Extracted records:
┌──
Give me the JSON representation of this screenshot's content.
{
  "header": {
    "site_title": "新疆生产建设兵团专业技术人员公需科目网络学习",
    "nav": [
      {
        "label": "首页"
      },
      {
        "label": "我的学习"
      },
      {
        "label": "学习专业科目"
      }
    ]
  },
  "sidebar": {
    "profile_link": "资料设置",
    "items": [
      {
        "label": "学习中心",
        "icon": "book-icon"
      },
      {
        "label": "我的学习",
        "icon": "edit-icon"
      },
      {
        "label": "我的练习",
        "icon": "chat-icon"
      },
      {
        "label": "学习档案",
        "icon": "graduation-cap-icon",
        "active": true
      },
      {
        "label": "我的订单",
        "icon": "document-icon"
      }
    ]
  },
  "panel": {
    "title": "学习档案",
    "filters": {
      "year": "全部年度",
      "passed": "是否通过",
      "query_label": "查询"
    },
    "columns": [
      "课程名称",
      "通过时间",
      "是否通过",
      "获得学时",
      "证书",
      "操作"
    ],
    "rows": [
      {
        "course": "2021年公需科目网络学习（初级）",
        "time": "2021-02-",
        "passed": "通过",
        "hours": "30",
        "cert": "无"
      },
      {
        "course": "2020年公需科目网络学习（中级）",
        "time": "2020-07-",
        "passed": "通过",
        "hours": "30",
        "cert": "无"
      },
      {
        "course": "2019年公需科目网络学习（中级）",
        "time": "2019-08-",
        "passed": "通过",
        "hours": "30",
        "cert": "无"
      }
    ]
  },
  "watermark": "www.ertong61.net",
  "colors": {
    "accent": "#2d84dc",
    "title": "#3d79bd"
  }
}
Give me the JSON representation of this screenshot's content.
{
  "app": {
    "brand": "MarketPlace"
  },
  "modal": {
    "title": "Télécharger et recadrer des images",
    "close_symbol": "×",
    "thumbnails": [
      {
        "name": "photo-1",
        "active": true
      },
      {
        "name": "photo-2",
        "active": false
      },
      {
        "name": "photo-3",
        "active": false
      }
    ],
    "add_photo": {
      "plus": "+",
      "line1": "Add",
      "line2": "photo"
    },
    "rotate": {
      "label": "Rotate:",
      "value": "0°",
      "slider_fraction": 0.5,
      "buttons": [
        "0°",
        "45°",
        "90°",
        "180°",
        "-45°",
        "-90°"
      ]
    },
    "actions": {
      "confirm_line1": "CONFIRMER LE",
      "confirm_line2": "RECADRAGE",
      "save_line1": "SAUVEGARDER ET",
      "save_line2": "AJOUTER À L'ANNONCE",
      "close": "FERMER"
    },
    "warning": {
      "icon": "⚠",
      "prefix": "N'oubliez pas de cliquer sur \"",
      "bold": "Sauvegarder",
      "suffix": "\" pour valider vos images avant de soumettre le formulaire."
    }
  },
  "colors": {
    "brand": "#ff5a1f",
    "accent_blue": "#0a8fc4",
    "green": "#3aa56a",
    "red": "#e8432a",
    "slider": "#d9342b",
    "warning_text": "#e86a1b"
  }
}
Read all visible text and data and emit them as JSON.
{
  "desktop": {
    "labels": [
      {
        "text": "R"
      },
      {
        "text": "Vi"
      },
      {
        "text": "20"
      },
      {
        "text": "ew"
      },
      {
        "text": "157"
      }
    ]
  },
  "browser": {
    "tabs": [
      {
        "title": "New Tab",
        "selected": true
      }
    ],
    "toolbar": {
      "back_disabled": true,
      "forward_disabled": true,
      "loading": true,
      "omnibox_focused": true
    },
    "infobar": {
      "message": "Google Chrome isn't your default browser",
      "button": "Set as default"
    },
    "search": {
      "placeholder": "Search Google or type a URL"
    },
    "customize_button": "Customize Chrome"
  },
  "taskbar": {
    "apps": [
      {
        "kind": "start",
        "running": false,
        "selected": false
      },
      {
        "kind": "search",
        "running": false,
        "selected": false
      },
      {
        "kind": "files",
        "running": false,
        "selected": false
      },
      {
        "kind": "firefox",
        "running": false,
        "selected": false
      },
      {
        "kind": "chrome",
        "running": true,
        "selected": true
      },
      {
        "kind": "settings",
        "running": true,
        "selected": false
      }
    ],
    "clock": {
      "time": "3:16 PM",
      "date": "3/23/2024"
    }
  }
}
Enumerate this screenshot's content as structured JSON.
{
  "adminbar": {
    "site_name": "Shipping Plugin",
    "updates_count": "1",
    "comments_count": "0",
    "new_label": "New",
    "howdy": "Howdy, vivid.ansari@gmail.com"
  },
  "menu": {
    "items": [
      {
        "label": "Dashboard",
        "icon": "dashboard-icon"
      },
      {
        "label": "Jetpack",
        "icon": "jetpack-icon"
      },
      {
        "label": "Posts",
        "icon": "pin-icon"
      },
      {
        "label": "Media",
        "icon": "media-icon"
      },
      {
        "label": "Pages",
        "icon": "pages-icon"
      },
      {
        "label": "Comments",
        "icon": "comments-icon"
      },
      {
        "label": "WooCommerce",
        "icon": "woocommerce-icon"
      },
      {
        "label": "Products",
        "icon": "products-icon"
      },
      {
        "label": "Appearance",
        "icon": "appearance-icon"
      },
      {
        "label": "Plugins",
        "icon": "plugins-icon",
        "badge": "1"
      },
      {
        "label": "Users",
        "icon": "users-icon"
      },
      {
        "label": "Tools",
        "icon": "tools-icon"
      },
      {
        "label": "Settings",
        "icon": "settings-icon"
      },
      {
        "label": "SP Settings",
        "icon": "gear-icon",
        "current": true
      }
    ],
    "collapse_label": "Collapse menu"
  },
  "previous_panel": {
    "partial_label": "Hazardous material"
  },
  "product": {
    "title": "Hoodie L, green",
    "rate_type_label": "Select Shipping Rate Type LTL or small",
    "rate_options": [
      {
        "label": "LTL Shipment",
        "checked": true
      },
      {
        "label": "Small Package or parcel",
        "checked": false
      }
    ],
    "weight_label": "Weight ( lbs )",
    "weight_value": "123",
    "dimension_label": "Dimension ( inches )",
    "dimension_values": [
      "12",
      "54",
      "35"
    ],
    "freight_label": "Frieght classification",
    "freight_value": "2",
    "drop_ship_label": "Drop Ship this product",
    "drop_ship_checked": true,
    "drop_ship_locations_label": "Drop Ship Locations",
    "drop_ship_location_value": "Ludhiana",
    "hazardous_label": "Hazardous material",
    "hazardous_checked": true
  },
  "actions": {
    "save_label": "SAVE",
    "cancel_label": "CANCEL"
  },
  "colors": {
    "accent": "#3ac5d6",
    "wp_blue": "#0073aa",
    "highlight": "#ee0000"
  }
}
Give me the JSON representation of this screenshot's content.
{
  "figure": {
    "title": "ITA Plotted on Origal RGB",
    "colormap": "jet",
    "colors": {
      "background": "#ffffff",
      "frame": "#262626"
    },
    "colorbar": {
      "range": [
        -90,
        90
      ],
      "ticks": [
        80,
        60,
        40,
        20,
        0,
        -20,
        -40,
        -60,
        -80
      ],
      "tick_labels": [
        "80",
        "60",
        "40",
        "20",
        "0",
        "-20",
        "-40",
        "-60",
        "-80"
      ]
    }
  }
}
└──
» THE PROBLEM: Give back each line above precisely as it stands.

» WORKED ANSWER:
Give me the JSON representation of this screenshot's content.
{
  "header": {
    "site_title": "新疆生产建设兵团专业技术人员公需科目网络学习",
    "nav": [
      {
        "label": "首页"
      },
      {
        "label": "我的学习"
      },
      {
        "label": "学习专业科目"
      }
    ]
  },
  "sidebar": {
    "profile_link": "资料设置",
    "items": [
      {
        "label": "学习中心",
        "icon": "book-icon"
      },
      {
        "label": "我的学习",
        "icon": "edit-icon"
      },
      {
        "label": "我的练习",
        "icon": "chat-icon"
      },
      {
        "label": "学习档案",
        "icon": "graduation-cap-icon",
        "active": true
      },
      {
        "label": "我的订单",
        "icon": "document-icon"
      }
    ]
  },
  "panel": {
    "title": "学习档案",
    "filters": {
      "year": "全部年度",
      "passed": "是否通过",
      "query_label": "查询"
    },
    "columns": [
      "课程名称",
      "通过时间",
      "是否通过",
      "获得学时",
      "证书",
      "操作"
    ],
    "rows": [
      {
        "course": "2021年公需科目网络学习（初级）",
        "time": "2021-02-",
        "passed": "通过",
        "hours": "30",
        "cert": "无"
      },
      {
        "course": "2020年公需科目网络学习（中级）",
        "time": "2020-07-",
        "passed": "通过",
        "hours": "30",
        "cert": "无"
      },
      {
        "course": "2019年公需科目网络学习（中级）",
        "time": "2019-08-",
        "passed": "通过",
        "hours": "30",
        "cert": "无"
      }
    ]
  },
  "watermark": "www.ertong61.net",
  "colors": {
    "accent": "#2d84dc",
    "title": "#3d79bd"
  }
}
Give me the JSON representation of this screenshot's content.
{
  "app": {
    "brand": "MarketPlace"
  },
  "modal": {
    "title": "Télécharger et recadrer des images",
    "close_symbol": "×",
    "thumbnails": [
      {
        "name": "photo-1",
        "active": true
      },
      {
        "name": "photo-2",
        "active": false
      },
      {
        "name": "photo-3",
        "active": false
      }
    ],
    "add_photo": {
      "plus": "+",
      "line1": "Add",
      "line2": "photo"
    },
    "rotate": {
      "label": "Rotate:",
      "value": "0°",
      "slider_fraction": 0.5,
      "buttons": [
        "0°",
        "45°",
        "90°",
        "180°",
        "-45°",
        "-90°"
      ]
    },
    "actions": {
      "confirm_line1": "CONFIRMER LE",
      "confirm_line2": "RECADRAGE",
      "save_line1": "SAUVEGARDER ET",
      "save_line2": "AJOUTER À L'ANNONCE",
      "close": "FERMER"
    },
    "warning": {
      "icon": "⚠",
      "prefix": "N'oubliez pas de cliquer sur \"",
      "bold": "Sauvegarder",
      "suffix": "\" pour valider vos images avant de soumettre le formulaire."
    }
  },
  "colors": {
    "brand": "#ff5a1f",
    "accent_blue": "#0a8fc4",
    "green": "#3aa56a",
    "red": "#e8432a",
    "slider": "#d9342b",
    "warning_text": "#e86a1b"
  }
}
Read all visible text and data and emit them as JSON.
{
  "desktop": {
    "labels": [
      {
        "text": "R"
      },
      {
        "text": "Vi"
      },
      {
        "text": "20"
      },
      {
        "text": "ew"
      },
      {
        "text": "157"
      }
    ]
  },
  "browser": {
    "tabs": [
      {
        "title": "New Tab",
        "selected": true
      }
    ],
    "toolbar": {
      "back_disabled": true,
      "forward_disabled": true,
      "loading": true,
      "omnibox_focused": true
    },
    "infobar": {
      "message": "Google Chrome isn't your default browser",
      "button": "Set as default"
    },
    "search": {
      "placeholder": "Search Google or type a URL"
    },
    "customize_button": "Customize Chrome"
  },
  "taskbar": {
    "apps": [
      {
        "kind": "start",
        "running": false,
        "selected": false
      },
      {
        "kind": "search",
        "running": false,
        "selected": false
      },
      {
        "kind": "files",
        "running": false,
        "selected": false
      },
      {
        "kind": "firefox",
        "running": false,
        "selected": false
      },
      {
        "kind": "chrome",
        "running": true,
        "selected": true
      },
      {
        "kind": "settings",
        "running": true,
        "selected": false
      }
    ],
    "clock": {
      "time": "3:16 PM",
      "date": "3/23/2024"
    }
  }
}
Enumerate this screenshot's content as structured JSON.
{
  "adminbar": {
    "site_name": "Shipping Plugin",
    "updates_count": "1",
    "comments_count": "0",
    "new_label": "New",
    "howdy": "Howdy, vivid.ansari@gmail.com"
  },
  "menu": {
    "items": [
      {
        "label": "Dashboard",
        "icon": "dashboard-icon"
      },
      {
        "label": "Jetpack",
        "icon": "jetpack-icon"
      },
      {
        "label": "Posts",
        "icon": "pin-icon"
      },
      {
        "label": "Media",
        "icon": "media-icon"
      },
      {
        "label": "Pages",
        "icon": "pages-icon"
      },
      {
        "label": "Comments",
        "icon": "comments-icon"
      },
      {
        "label": "WooCommerce",
        "icon": "woocommerce-icon"
      },
      {
        "label": "Products",
        "icon": "products-icon"
      },
      {
        "label": "Appearance",
        "icon": "appearance-icon"
      },
      {
        "label": "Plugins",
        "icon": "plugins-icon",
        "badge": "1"
      },
      {
        "label": "Users",
        "icon": "users-icon"
      },
      {
        "label": "Tools",
        "icon": "tools-icon"
      },
      {
        "label": "Settings",
        "icon": "settings-icon"
      },
      {
        "label": "SP Settings",
        "icon": "gear-icon",
        "current": true
      }
    ],
    "collapse_label": "Collapse menu"
  },
  "previous_panel": {
    "partial_label": "Hazardous material"
  },
  "product": {
    "title": "Hoodie L, green",
    "rate_type_label": "Select Shipping Rate Type LTL or small",
    "rate_options": [
      {
        "label": "LTL Shipment",
        "checked": true
      },
      {
        "label": "Small Package or parcel",
        "checked": false
      }
    ],
    "weight_label": "Weight ( lbs )",
    "weight_value": "123",
    "dimension_label": "Dimension ( inches )",
    "dimension_values": [
      "12",
      "54",
      "35"
    ],
    "freight_label": "Frieght classification",
    "freight_value": "2",
    "drop_ship_label": "Drop Ship this product",
    "drop_ship_checked": true,
    "drop_ship_locations_label": "Drop Ship Locations",
    "drop_ship_location_value": "Ludhiana",
    "hazardous_label": "Hazardous material",
    "hazardous_checked": true
  },
  "actions": {
    "save_label": "SAVE",
    "cancel_label": "CANCEL"
  },
  "colors": {
    "accent": "#3ac5d6",
    "wp_blue": "#0073aa",
    "highlight": "#ee0000"
  }
}
Give me the JSON representation of this screenshot's content.
{
  "figure": {
    "title": "ITA Plotted on Origal RGB",
    "colormap": "jet",
    "colors": {
      "background": "#ffffff",
      "frame": "#262626"
    },
    "colorbar": {
      "range": [
        -90,
        90
      ],
      "ticks": [
        80,
        60,
        40,
        20,
        0,
        -20,
        -40,
        -60,
        -80
      ],
      "tick_labels": [
        "80",
        "60",
        "40",
        "20",
        "0",
        "-20",
        "-40",
        "-60",
        "-80"
      ]
    }
  }
}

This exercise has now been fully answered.